[Saved data entries]
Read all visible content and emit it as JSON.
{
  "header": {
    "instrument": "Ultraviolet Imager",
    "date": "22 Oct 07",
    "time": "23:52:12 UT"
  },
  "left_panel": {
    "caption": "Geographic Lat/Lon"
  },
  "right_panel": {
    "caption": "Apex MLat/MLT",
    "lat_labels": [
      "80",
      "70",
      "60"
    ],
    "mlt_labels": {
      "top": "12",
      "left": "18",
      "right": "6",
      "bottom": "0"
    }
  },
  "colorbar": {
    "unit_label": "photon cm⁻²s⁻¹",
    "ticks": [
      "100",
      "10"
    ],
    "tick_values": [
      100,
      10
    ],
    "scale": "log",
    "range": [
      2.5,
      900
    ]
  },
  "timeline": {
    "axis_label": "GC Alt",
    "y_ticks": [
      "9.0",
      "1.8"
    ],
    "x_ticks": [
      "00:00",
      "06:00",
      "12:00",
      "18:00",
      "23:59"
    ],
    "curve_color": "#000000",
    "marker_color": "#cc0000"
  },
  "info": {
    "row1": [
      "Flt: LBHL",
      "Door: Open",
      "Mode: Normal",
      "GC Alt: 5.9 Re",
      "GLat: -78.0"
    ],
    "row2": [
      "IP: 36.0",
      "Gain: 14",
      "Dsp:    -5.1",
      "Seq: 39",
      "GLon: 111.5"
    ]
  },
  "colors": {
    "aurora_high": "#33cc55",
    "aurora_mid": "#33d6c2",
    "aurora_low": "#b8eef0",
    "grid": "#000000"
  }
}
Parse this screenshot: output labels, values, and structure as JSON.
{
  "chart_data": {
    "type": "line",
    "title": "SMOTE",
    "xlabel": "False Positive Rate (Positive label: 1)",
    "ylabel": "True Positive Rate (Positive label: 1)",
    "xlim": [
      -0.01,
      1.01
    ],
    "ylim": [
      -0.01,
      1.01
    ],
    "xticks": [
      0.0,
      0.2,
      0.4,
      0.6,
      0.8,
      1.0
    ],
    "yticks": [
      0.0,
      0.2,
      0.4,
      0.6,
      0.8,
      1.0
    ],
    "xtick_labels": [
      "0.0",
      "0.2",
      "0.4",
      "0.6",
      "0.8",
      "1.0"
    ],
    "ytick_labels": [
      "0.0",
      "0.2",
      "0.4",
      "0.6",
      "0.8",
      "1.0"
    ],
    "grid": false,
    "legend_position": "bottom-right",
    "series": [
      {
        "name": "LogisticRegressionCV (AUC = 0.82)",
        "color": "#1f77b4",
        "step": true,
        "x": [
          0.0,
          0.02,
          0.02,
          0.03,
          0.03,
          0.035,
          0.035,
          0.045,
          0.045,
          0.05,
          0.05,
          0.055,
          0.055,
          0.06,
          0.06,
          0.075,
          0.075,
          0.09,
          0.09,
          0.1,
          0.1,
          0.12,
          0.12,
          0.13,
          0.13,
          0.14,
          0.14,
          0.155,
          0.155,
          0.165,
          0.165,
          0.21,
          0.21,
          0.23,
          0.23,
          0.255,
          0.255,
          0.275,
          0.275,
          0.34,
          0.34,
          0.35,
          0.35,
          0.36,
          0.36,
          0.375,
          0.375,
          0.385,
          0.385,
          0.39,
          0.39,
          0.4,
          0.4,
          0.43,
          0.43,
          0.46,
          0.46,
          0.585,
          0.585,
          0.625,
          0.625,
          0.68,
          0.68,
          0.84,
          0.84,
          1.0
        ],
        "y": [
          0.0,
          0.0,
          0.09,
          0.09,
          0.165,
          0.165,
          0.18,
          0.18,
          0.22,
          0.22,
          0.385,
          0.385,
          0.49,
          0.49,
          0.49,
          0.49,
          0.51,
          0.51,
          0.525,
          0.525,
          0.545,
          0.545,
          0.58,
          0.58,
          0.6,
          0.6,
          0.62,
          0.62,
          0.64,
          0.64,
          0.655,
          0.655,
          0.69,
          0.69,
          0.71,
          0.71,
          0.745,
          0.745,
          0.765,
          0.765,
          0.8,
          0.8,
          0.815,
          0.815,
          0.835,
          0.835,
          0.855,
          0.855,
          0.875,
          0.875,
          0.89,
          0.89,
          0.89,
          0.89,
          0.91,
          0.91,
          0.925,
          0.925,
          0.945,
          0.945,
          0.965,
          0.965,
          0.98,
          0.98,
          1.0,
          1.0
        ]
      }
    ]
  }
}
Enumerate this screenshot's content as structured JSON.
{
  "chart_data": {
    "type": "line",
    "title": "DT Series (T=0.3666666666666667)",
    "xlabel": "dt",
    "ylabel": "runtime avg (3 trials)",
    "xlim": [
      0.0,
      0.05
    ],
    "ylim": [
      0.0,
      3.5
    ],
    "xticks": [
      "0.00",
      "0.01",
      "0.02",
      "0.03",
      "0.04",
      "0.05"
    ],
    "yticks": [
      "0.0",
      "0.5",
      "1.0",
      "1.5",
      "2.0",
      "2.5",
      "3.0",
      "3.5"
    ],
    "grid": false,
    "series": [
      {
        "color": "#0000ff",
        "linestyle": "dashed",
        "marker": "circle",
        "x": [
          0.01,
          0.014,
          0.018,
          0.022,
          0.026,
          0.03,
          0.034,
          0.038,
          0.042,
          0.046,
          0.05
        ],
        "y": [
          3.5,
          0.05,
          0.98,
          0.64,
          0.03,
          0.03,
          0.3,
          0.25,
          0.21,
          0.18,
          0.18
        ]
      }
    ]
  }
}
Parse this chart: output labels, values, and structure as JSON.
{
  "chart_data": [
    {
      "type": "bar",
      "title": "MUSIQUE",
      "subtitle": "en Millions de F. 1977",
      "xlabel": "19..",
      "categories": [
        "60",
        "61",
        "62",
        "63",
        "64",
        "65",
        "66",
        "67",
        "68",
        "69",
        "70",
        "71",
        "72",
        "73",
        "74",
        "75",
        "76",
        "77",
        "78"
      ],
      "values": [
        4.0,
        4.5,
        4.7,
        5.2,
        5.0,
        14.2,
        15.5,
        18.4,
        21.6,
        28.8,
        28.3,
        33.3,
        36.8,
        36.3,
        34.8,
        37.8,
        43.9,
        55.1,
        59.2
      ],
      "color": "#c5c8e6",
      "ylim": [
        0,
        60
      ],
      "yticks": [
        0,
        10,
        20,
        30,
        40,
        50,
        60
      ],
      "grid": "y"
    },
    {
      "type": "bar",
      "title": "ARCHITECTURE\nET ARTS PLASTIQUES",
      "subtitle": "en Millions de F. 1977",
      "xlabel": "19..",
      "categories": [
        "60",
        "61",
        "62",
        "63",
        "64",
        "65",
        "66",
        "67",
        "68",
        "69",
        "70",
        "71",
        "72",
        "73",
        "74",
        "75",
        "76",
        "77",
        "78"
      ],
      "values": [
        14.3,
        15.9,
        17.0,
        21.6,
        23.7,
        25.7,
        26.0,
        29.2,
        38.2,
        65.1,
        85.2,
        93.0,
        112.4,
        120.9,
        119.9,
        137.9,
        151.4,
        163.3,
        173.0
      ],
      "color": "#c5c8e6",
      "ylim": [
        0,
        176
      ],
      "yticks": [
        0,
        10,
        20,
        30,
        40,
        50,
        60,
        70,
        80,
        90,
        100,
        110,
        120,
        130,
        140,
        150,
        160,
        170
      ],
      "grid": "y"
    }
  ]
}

▶ [EXERCISE]:
Exactly as shown, repeat every record.

▶ [OUTPUT OF THE EXERCISE]:
Read all visible content and emit it as JSON.
{
  "header": {
    "instrument": "Ultraviolet Imager",
    "date": "22 Oct 07",
    "time": "23:52:12 UT"
  },
  "left_panel": {
    "caption": "Geographic Lat/Lon"
  },
  "right_panel": {
    "caption": "Apex MLat/MLT",
    "lat_labels": [
      "80",
      "70",
      "60"
    ],
    "mlt_labels": {
      "top": "12",
      "left": "18",
      "right": "6",
      "bottom": "0"
    }
  },
  "colorbar": {
    "unit_label": "photon cm⁻²s⁻¹",
    "ticks": [
      "100",
      "10"
    ],
    "tick_values": [
      100,
      10
    ],
    "scale": "log",
    "range": [
      2.5,
      900
    ]
  },
  "timeline": {
    "axis_label": "GC Alt",
    "y_ticks": [
      "9.0",
      "1.8"
    ],
    "x_ticks": [
      "00:00",
      "06:00",
      "12:00",
      "18:00",
      "23:59"
    ],
    "curve_color": "#000000",
    "marker_color": "#cc0000"
  },
  "info": {
    "row1": [
      "Flt: LBHL",
      "Door: Open",
      "Mode: Normal",
      "GC Alt: 5.9 Re",
      "GLat: -78.0"
    ],
    "row2": [
      "IP: 36.0",
      "Gain: 14",
      "Dsp:    -5.1",
      "Seq: 39",
      "GLon: 111.5"
    ]
  },
  "colors": {
    "aurora_high": "#33cc55",
    "aurora_mid": "#33d6c2",
    "aurora_low": "#b8eef0",
    "grid": "#000000"
  }
}
Parse this screenshot: output labels, values, and structure as JSON.
{
  "chart_data": {
    "type": "line",
    "title": "SMOTE",
    "xlabel": "False Positive Rate (Positive label: 1)",
    "ylabel": "True Positive Rate (Positive label: 1)",
    "xlim": [
      -0.01,
      1.01
    ],
    "ylim": [
      -0.01,
      1.01
    ],
    "xticks": [
      0.0,
      0.2,
      0.4,
      0.6,
      0.8,
      1.0
    ],
    "yticks": [
      0.0,
      0.2,
      0.4,
      0.6,
      0.8,
      1.0
    ],
    "xtick_labels": [
      "0.0",
      "0.2",
      "0.4",
      "0.6",
      "0.8",
      "1.0"
    ],
    "ytick_labels": [
      "0.0",
      "0.2",
      "0.4",
      "0.6",
      "0.8",
      "1.0"
    ],
    "grid": false,
    "legend_position": "bottom-right",
    "series": [
      {
        "name": "LogisticRegressionCV (AUC = 0.82)",
        "color": "#1f77b4",
        "step": true,
        "x": [
          0.0,
          0.02,
          0.02,
          0.03,
          0.03,
          0.035,
          0.035,
          0.045,
          0.045,
          0.05,
          0.05,
          0.055,
          0.055,
          0.06,
          0.06,
          0.075,
          0.075,
          0.09,
          0.09,
          0.1,
          0.1,
          0.12,
          0.12,
          0.13,
          0.13,
          0.14,
          0.14,
          0.155,
          0.155,
          0.165,
          0.165,
          0.21,
          0.21,
          0.23,
          0.23,
          0.255,
          0.255,
          0.275,
          0.275,
          0.34,
          0.34,
          0.35,
          0.35,
          0.36,
          0.36,
          0.375,
          0.375,
          0.385,
          0.385,
          0.39,
          0.39,
          0.4,
          0.4,
          0.43,
          0.43,
          0.46,
          0.46,
          0.585,
          0.585,
          0.625,
          0.625,
          0.68,
          0.68,
          0.84,
          0.84,
          1.0
        ],
        "y": [
          0.0,
          0.0,
          0.09,
          0.09,
          0.165,
          0.165,
          0.18,
          0.18,
          0.22,
          0.22,
          0.385,
          0.385,
          0.49,
          0.49,
          0.49,
          0.49,
          0.51,
          0.51,
          0.525,
          0.525,
          0.545,
          0.545,
          0.58,
          0.58,
          0.6,
          0.6,
          0.62,
          0.62,
          0.64,
          0.64,
          0.655,
          0.655,
          0.69,
          0.69,
          0.71,
          0.71,
          0.745,
          0.745,
          0.765,
          0.765,
          0.8,
          0.8,
          0.815,
          0.815,
          0.835,
          0.835,
          0.855,
          0.855,
          0.875,
          0.875,
          0.89,
          0.89,
          0.89,
          0.89,
          0.91,
          0.91,
          0.925,
          0.925,
          0.945,
          0.945,
          0.965,
          0.965,
          0.98,
          0.98,
          1.0,
          1.0
        ]
      }
    ]
  }
}
Enumerate this screenshot's content as structured JSON.
{
  "chart_data": {
    "type": "line",
    "title": "DT Series (T=0.3666666666666667)",
    "xlabel": "dt",
    "ylabel": "runtime avg (3 trials)",
    "xlim": [
      0.0,
      0.05
    ],
    "ylim": [
      0.0,
      3.5
    ],
    "xticks": [
      "0.00",
      "0.01",
      "0.02",
      "0.03",
      "0.04",
      "0.05"
    ],
    "yticks": [
      "0.0",
      "0.5",
      "1.0",
      "1.5",
      "2.0",
      "2.5",
      "3.0",
      "3.5"
    ],
    "grid": false,
    "series": [
      {
        "color": "#0000ff",
        "linestyle": "dashed",
        "marker": "circle",
        "x": [
          0.01,
          0.014,
          0.018,
          0.022,
          0.026,
          0.03,
          0.034,
          0.038,
          0.042,
          0.046,
          0.05
        ],
        "y": [
          3.5,
          0.05,
          0.98,
          0.64,
          0.03,
          0.03,
          0.3,
          0.25,
          0.21,
          0.18,
          0.18
        ]
      }
    ]
  }
}
Parse this chart: output labels, values, and structure as JSON.
{
  "chart_data": [
    {
      "type": "bar",
      "title": "MUSIQUE",
      "subtitle": "en Millions de F. 1977",
      "xlabel": "19..",
      "categories": [
        "60",
        "61",
        "62",
        "63",
        "64",
        "65",
        "66",
        "67",
        "68",
        "69",
        "70",
        "71",
        "72",
        "73",
        "74",
        "75",
        "76",
        "77",
        "78"
      ],
      "values": [
        4.0,
        4.5,
        4.7,
        5.2,
        5.0,
        14.2,
        15.5,
        18.4,
        21.6,
        28.8,
        28.3,
        33.3,
        36.8,
        36.3,
        34.8,
        37.8,
        43.9,
        55.1,
        59.2
      ],
      "color": "#c5c8e6",
      "ylim": [
        0,
        60
      ],
      "yticks": [
        0,
        10,
        20,
        30,
        40,
        50,
        60
      ],
      "grid": "y"
    },
    {
      "type": "bar",
      "title": "ARCHITECTURE\nET ARTS PLASTIQUES",
      "subtitle": "en Millions de F. 1977",
      "xlabel": "19..",
      "categories": [
        "60",
        "61",
        "62",
        "63",
        "64",
        "65",
        "66",
        "67",
        "68",
        "69",
        "70",
        "71",
        "72",
        "73",
        "74",
        "75",
        "76",
        "77",
        "78"
      ],
      "values": [
        14.3,
        15.9,
        17.0,
        21.6,
        23.7,
        25.7,
        26.0,
        29.2,
        38.2,
        65.1,
        85.2,
        93.0,
        112.4,
        120.9,
        119.9,
        137.9,
        151.4,
        163.3,
        173.0
      ],
      "color": "#c5c8e6",
      "ylim": [
        0,
        176
      ],
      "yticks": [
        0,
        10,
        20,
        30,
        40,
        50,
        60,
        70,
        80,
        90,
        100,
        110,
        120,
        130,
        140,
        150,
        160,
        170
      ],
      "grid": "y"
    }
  ]
}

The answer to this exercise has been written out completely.